(A block of data)
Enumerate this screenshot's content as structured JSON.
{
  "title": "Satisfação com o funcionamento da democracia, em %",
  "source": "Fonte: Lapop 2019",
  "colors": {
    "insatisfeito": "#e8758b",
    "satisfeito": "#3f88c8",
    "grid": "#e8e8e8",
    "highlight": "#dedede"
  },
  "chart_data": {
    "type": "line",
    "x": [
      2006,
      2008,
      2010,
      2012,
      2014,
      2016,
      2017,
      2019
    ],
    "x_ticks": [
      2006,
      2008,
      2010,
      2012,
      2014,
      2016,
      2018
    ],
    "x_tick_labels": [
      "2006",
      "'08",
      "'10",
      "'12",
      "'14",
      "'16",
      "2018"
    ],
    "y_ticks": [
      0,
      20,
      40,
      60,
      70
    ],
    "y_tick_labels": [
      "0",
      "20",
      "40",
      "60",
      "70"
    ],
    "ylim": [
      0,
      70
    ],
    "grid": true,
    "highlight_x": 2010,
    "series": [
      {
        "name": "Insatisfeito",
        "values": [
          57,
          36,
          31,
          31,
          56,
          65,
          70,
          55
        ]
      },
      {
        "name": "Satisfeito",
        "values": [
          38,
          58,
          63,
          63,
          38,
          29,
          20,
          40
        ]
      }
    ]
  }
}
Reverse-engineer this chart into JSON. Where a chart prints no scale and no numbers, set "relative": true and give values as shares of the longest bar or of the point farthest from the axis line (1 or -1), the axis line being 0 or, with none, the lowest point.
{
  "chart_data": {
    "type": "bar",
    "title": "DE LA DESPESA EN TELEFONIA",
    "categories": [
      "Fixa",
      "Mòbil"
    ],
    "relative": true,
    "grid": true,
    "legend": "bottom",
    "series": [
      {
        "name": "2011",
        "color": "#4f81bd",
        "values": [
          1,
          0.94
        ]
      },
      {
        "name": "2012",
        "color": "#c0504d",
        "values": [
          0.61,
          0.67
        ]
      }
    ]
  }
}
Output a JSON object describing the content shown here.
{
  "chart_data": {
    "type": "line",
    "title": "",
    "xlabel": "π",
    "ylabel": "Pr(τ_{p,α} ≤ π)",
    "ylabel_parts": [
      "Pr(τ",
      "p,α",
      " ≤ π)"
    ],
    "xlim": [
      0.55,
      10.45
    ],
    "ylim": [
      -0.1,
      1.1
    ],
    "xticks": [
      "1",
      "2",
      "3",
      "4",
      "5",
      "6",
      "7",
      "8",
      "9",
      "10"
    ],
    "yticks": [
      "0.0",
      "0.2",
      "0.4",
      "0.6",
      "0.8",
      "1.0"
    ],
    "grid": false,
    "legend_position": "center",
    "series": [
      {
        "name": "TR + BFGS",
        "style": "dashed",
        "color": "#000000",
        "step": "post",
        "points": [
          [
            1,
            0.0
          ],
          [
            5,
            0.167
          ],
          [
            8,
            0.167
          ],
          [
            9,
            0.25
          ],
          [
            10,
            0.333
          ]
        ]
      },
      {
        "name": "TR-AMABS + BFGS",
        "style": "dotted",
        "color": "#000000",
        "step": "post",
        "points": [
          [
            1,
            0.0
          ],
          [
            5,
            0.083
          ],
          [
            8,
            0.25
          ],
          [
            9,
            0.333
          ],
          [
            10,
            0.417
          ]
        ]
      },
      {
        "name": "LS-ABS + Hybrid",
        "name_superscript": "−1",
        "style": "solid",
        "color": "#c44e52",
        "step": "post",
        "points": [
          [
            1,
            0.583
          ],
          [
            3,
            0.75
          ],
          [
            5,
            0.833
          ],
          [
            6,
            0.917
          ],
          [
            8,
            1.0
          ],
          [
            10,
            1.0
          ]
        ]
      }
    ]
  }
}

▸ What you have to do
List each line in the listing that contains the string "grid".

▸ Task result
    "grid": "#e8e8e8",
    "grid": true,
    "grid": true,
    "grid": false,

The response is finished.